→ **Material provided**
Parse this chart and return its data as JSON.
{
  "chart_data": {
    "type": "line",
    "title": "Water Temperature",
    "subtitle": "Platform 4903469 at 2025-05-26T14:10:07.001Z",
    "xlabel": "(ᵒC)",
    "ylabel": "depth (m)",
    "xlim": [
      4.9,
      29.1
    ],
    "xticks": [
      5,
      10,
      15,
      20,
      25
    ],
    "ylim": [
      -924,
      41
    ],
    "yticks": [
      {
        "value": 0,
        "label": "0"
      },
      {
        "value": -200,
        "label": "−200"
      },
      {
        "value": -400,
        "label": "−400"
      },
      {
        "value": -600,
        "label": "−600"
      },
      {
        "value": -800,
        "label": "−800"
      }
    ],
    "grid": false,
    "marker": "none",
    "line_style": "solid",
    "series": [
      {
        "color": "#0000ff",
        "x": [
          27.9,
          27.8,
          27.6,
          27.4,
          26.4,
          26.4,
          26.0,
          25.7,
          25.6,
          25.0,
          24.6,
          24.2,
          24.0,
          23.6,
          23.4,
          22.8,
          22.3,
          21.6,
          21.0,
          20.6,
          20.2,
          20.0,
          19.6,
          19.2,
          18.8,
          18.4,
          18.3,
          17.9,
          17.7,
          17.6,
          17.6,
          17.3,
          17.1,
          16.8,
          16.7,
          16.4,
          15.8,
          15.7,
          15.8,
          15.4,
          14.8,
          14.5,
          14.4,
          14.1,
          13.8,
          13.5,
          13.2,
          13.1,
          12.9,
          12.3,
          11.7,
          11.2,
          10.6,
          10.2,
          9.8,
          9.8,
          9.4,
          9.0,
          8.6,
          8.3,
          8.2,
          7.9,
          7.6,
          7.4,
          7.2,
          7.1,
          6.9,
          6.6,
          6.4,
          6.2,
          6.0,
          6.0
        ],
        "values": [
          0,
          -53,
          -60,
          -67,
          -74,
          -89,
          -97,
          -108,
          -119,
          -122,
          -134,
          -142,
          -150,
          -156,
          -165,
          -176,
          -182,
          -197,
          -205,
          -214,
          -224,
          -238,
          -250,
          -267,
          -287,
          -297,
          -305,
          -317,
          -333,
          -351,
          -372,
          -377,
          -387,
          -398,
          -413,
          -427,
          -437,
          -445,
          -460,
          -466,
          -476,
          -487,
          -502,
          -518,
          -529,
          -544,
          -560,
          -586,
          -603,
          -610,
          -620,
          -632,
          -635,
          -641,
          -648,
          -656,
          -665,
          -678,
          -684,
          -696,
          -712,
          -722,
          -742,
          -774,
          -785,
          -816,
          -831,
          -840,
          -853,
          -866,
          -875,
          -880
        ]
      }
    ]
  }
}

→ **Given problem**
Reproduce each line verbatim.

→ **Finished exercise**
Parse this chart and return its data as JSON.
{
  "chart_data": {
    "type": "line",
    "title": "Water Temperature",
    "subtitle": "Platform 4903469 at 2025-05-26T14:10:07.001Z",
    "xlabel": "(ᵒC)",
    "ylabel": "depth (m)",
    "xlim": [
      4.9,
      29.1
    ],
    "xticks": [
      5,
      10,
      15,
      20,
      25
    ],
    "ylim": [
      -924,
      41
    ],
    "yticks": [
      {
        "value": 0,
        "label": "0"
      },
      {
        "value": -200,
        "label": "−200"
      },
      {
        "value": -400,
        "label": "−400"
      },
      {
        "value": -600,
        "label": "−600"
      },
      {
        "value": -800,
        "label": "−800"
      }
    ],
    "grid": false,
    "marker": "none",
    "line_style": "solid",
    "series": [
      {
        "color": "#0000ff",
        "x": [
          27.9,
          27.8,
          27.6,
          27.4,
          26.4,
          26.4,
          26.0,
          25.7,
          25.6,
          25.0,
          24.6,
          24.2,
          24.0,
          23.6,
          23.4,
          22.8,
          22.3,
          21.6,
          21.0,
          20.6,
          20.2,
          20.0,
          19.6,
          19.2,
          18.8,
          18.4,
          18.3,
          17.9,
          17.7,
          17.6,
          17.6,
          17.3,
          17.1,
          16.8,
          16.7,
          16.4,
          15.8,
          15.7,
          15.8,
          15.4,
          14.8,
          14.5,
          14.4,
          14.1,
          13.8,
          13.5,
          13.2,
          13.1,
          12.9,
          12.3,
          11.7,
          11.2,
          10.6,
          10.2,
          9.8,
          9.8,
          9.4,
          9.0,
          8.6,
          8.3,
          8.2,
          7.9,
          7.6,
          7.4,
          7.2,
          7.1,
          6.9,
          6.6,
          6.4,
          6.2,
          6.0,
          6.0
        ],
        "values": [
          0,
          -53,
          -60,
          -67,
          -74,
          -89,
          -97,
          -108,
          -119,
          -122,
          -134,
          -142,
          -150,
          -156,
          -165,
          -176,
          -182,
          -197,
          -205,
          -214,
          -224,
          -238,
          -250,
          -267,
          -287,
          -297,
          -305,
          -317,
          -333,
          -351,
          -372,
          -377,
          -387,
          -398,
          -413,
          -427,
          -437,
          -445,
          -460,
          -466,
          -476,
          -487,
          -502,
          -518,
          -529,
          -544,
          -560,
          -586,
          -603,
          -610,
          -620,
          -632,
          -635,
          -641,
          -648,
          -656,
          -665,
          -678,
          -684,
          -696,
          -712,
          -722,
          -742,
          -774,
          -785,
          -816,
          -831,
          -840,
          -853,
          -866,
          -875,
          -880
        ]
      }
    ]
  }
}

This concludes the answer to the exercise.